▶ _SET TASK_
Can you quote the lines below exactly, starting at the line with "Output the text content of this document." and going through the last one?

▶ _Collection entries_
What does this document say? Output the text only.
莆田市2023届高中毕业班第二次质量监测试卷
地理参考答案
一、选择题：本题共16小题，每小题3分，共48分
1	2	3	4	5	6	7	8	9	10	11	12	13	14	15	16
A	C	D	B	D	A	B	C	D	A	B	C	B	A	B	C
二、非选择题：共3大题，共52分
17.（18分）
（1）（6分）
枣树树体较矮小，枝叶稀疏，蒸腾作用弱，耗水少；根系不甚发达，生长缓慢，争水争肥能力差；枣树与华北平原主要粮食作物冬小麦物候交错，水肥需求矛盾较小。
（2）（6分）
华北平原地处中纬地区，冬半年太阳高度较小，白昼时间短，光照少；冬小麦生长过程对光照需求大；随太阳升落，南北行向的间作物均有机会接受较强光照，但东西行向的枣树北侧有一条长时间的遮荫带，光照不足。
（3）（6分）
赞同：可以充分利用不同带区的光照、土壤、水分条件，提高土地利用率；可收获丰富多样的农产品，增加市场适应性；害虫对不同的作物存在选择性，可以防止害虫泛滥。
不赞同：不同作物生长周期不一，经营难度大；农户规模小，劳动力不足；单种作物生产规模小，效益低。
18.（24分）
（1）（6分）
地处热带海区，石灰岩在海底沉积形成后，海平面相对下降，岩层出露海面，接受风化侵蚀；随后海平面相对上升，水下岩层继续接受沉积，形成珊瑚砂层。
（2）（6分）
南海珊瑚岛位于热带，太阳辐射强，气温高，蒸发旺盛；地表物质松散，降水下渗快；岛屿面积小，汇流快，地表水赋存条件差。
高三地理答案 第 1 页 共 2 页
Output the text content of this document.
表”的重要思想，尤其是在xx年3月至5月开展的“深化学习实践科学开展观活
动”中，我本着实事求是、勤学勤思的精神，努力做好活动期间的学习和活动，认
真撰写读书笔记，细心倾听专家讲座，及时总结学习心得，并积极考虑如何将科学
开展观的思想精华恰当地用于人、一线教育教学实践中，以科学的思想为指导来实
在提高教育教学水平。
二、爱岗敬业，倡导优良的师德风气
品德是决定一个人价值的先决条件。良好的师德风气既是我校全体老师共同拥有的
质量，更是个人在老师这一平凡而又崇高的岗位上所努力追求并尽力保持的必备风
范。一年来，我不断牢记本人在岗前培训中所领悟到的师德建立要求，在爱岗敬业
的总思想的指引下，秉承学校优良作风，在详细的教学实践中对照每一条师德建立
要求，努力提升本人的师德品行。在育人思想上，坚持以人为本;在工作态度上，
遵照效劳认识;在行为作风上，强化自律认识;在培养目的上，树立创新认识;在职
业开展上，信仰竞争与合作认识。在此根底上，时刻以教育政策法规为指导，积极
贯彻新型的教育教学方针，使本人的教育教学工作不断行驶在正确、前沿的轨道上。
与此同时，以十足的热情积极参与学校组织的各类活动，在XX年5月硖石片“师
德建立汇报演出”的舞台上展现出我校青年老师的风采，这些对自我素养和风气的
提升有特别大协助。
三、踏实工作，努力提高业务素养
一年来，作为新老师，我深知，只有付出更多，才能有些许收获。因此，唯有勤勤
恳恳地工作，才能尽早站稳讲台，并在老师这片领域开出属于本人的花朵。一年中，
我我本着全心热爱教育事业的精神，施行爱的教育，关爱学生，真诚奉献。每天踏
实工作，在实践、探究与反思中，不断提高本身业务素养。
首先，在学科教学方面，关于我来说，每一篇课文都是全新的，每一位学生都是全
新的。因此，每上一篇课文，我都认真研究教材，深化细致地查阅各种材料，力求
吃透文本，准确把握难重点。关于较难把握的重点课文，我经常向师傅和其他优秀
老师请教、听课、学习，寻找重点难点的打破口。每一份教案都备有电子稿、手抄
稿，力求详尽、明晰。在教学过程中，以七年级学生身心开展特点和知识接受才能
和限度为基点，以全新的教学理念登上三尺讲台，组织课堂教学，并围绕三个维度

▶ _EXERCISE RESULT_
Output the text content of this document.
表”的重要思想，尤其是在xx年3月至5月开展的“深化学习实践科学开展观活
动”中，我本着实事求是、勤学勤思的精神，努力做好活动期间的学习和活动，认
真撰写读书笔记，细心倾听专家讲座，及时总结学习心得，并积极考虑如何将科学
开展观的思想精华恰当地用于人、一线教育教学实践中，以科学的思想为指导来实
在提高教育教学水平。
二、爱岗敬业，倡导优良的师德风气
品德是决定一个人价值的先决条件。良好的师德风气既是我校全体老师共同拥有的
质量，更是个人在老师这一平凡而又崇高的岗位上所努力追求并尽力保持的必备风
范。一年来，我不断牢记本人在岗前培训中所领悟到的师德建立要求，在爱岗敬业
的总思想的指引下，秉承学校优良作风，在详细的教学实践中对照每一条师德建立
要求，努力提升本人的师德品行。在育人思想上，坚持以人为本;在工作态度上，
遵照效劳认识;在行为作风上，强化自律认识;在培养目的上，树立创新认识;在职
业开展上，信仰竞争与合作认识。在此根底上，时刻以教育政策法规为指导，积极
贯彻新型的教育教学方针，使本人的教育教学工作不断行驶在正确、前沿的轨道上。
与此同时，以十足的热情积极参与学校组织的各类活动，在XX年5月硖石片“师
德建立汇报演出”的舞台上展现出我校青年老师的风采，这些对自我素养和风气的
提升有特别大协助。
三、踏实工作，努力提高业务素养
一年来，作为新老师，我深知，只有付出更多，才能有些许收获。因此，唯有勤勤
恳恳地工作，才能尽早站稳讲台，并在老师这片领域开出属于本人的花朵。一年中，
我我本着全心热爱教育事业的精神，施行爱的教育，关爱学生，真诚奉献。每天踏
实工作，在实践、探究与反思中，不断提高本身业务素养。
首先，在学科教学方面，关于我来说，每一篇课文都是全新的，每一位学生都是全
新的。因此，每上一篇课文，我都认真研究教材，深化细致地查阅各种材料，力求
吃透文本，准确把握难重点。关于较难把握的重点课文，我经常向师傅和其他优秀
老师请教、听课、学习，寻找重点难点的打破口。每一份教案都备有电子稿、手抄
稿，力求详尽、明晰。在教学过程中，以七年级学生身心开展特点和知识接受才能
和限度为基点，以全新的教学理念登上三尺讲台，组织课堂教学，并围绕三个维度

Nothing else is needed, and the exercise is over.